Raw records:
------------------------------------------------

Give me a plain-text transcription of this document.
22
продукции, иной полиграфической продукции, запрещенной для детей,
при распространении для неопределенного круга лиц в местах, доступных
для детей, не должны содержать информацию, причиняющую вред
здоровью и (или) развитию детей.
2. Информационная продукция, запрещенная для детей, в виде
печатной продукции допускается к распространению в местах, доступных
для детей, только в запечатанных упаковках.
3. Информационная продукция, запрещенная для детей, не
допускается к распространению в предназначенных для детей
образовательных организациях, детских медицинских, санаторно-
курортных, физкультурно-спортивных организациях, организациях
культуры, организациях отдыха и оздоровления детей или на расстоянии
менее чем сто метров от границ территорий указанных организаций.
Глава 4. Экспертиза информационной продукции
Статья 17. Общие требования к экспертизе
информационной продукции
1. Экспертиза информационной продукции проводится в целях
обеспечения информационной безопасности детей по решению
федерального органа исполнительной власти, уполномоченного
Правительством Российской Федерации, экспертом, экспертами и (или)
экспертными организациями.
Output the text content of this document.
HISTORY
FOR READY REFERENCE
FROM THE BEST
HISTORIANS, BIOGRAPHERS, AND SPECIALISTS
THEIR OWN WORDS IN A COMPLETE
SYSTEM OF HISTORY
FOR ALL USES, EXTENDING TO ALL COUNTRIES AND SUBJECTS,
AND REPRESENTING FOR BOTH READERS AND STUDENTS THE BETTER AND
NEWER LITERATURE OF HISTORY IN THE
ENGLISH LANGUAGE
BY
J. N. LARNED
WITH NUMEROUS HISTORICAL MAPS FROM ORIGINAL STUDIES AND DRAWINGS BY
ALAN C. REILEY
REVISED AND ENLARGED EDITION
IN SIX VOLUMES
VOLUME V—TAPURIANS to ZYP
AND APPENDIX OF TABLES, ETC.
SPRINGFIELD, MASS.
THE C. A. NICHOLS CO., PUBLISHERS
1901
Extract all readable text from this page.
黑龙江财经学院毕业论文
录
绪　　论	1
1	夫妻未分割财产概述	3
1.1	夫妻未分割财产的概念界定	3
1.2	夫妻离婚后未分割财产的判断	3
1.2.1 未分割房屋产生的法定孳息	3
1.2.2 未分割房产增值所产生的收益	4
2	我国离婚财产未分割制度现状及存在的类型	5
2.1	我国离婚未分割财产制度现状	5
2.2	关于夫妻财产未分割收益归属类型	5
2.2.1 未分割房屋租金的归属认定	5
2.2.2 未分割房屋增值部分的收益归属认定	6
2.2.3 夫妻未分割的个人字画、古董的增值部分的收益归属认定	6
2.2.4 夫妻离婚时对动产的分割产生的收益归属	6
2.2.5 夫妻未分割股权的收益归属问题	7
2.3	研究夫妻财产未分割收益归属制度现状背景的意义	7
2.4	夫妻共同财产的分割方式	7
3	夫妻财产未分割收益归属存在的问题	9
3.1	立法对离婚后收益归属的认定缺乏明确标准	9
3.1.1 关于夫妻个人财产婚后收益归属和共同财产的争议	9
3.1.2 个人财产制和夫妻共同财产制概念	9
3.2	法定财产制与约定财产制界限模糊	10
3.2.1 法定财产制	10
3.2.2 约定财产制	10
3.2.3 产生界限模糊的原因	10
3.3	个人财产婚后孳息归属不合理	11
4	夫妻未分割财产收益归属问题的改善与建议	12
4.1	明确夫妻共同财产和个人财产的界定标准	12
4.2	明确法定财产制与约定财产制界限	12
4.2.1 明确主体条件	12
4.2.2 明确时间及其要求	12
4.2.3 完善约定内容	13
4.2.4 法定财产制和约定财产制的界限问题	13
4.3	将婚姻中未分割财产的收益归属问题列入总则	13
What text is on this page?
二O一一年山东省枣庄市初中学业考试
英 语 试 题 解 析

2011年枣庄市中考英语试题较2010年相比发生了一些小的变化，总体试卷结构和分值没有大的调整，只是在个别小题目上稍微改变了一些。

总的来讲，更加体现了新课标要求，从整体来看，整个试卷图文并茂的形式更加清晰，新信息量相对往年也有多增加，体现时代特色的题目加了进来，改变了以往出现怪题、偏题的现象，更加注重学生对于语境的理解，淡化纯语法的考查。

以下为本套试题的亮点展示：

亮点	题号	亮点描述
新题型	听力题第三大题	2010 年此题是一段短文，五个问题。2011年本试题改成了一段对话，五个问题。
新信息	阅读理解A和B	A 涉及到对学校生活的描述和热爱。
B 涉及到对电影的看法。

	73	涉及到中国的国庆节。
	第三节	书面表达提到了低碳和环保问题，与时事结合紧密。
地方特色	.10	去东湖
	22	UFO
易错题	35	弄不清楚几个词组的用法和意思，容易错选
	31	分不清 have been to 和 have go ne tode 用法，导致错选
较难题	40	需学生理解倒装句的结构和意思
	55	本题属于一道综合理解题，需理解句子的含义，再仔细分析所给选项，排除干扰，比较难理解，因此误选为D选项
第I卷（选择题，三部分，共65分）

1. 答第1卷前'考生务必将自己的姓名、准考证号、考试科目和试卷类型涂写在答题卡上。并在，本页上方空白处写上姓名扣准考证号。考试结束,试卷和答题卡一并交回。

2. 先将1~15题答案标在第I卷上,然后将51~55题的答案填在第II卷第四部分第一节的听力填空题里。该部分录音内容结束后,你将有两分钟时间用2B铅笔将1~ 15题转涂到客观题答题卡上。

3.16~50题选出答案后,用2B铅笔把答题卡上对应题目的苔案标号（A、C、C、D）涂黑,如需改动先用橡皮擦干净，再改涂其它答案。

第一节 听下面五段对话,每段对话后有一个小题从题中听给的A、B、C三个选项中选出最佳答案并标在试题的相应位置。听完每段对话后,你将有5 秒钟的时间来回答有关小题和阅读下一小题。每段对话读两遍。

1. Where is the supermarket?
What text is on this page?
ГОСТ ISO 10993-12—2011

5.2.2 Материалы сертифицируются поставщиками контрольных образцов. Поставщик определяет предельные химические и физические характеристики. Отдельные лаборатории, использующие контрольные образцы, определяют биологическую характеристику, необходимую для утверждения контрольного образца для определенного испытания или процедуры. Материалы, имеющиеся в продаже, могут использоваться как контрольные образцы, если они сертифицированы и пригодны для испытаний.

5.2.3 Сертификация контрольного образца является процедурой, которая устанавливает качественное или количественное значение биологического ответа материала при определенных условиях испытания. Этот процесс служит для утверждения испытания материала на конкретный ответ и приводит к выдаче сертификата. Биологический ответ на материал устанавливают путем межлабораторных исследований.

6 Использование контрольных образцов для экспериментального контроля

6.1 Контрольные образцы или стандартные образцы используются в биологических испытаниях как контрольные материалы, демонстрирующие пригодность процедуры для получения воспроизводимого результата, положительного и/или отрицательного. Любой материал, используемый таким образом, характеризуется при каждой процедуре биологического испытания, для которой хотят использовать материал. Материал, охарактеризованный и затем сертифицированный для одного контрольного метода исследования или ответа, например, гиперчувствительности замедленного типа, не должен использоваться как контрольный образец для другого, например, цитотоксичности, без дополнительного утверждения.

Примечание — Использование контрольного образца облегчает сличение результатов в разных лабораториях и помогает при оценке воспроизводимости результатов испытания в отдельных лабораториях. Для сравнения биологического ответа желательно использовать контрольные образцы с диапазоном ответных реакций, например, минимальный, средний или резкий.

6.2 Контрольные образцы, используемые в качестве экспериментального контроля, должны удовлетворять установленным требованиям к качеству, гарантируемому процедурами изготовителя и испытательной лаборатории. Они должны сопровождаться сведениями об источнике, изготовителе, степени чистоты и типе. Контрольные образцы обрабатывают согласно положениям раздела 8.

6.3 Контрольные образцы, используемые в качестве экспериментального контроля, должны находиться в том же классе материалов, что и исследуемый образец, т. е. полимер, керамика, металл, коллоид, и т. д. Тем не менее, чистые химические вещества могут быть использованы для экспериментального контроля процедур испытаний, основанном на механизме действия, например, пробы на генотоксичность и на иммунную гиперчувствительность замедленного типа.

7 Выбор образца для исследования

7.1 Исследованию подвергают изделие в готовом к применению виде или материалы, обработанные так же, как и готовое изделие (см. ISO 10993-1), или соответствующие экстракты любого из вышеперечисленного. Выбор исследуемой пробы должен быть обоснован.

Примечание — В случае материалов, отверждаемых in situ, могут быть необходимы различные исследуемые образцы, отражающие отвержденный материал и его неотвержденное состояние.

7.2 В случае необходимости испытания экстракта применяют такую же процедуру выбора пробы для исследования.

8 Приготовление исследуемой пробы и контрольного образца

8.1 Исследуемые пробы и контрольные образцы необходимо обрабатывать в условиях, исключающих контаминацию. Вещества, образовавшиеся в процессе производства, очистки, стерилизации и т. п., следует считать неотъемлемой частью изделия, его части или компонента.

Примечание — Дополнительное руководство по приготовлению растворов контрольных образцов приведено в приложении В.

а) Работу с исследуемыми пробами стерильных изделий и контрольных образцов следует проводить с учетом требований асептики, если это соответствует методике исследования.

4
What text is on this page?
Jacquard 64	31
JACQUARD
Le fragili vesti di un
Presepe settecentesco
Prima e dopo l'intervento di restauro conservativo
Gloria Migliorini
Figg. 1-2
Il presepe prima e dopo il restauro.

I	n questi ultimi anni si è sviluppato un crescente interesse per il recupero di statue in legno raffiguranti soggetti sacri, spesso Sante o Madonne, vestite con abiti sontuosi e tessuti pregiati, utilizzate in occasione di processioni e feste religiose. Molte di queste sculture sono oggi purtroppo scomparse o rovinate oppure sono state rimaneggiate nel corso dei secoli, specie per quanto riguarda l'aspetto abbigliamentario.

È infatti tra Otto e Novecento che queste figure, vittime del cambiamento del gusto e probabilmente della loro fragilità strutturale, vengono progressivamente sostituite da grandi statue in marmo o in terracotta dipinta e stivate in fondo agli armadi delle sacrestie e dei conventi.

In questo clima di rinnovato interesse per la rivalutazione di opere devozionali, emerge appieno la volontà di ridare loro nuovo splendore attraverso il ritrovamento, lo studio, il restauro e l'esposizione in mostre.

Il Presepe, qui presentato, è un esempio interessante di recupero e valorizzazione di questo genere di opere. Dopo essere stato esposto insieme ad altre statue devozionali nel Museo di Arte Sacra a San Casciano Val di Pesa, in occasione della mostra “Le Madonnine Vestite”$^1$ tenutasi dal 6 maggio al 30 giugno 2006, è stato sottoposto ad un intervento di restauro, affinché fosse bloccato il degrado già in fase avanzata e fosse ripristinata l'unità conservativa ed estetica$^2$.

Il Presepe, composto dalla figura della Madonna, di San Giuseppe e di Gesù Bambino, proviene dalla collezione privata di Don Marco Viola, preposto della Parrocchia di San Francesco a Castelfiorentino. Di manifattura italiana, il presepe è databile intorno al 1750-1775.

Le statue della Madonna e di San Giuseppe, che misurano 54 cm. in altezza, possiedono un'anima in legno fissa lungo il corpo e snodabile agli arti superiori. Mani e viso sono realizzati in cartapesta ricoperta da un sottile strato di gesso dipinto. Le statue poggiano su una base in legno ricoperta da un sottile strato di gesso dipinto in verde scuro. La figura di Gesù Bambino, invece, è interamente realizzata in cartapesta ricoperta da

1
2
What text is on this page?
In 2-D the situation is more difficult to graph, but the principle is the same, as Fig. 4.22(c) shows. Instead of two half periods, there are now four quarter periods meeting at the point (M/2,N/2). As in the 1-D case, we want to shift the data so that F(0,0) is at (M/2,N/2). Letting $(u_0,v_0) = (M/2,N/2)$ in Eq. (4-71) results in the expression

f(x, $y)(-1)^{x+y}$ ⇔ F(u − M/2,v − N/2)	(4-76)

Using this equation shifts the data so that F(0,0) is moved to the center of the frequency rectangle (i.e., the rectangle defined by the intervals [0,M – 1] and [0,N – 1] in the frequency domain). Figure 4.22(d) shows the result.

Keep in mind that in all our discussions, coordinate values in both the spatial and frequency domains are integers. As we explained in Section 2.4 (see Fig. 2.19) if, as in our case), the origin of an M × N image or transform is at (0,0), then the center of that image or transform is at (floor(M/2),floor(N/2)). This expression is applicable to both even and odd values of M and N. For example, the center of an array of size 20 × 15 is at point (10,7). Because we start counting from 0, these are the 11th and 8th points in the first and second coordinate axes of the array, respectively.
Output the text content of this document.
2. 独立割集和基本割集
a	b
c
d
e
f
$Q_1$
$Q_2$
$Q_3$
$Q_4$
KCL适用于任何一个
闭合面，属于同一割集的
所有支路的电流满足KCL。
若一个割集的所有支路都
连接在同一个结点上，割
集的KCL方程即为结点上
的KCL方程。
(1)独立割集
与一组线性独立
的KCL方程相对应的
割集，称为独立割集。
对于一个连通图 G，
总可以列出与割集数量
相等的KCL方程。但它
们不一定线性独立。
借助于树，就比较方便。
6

------------------------------------------------

WHAT TO WORK ON
Scan the material above. Extract every line in which the word "менее" occurs.

EXERCISE ANSWER
менее чем сто метров от границ территорий указанных организаций.
6.3 Контрольные образцы, используемые в качестве экспериментального контроля, должны находиться в том же классе материалов, что и исследуемый образец, т. е. полимер, керамика, металл, коллоид, и т. д. Тем не менее, чистые химические вещества могут быть использованы для экспериментального контроля процедур испытаний, основанном на механизме действия, например, пробы на генотоксичность и на иммунную гиперчувствительность замедленного типа.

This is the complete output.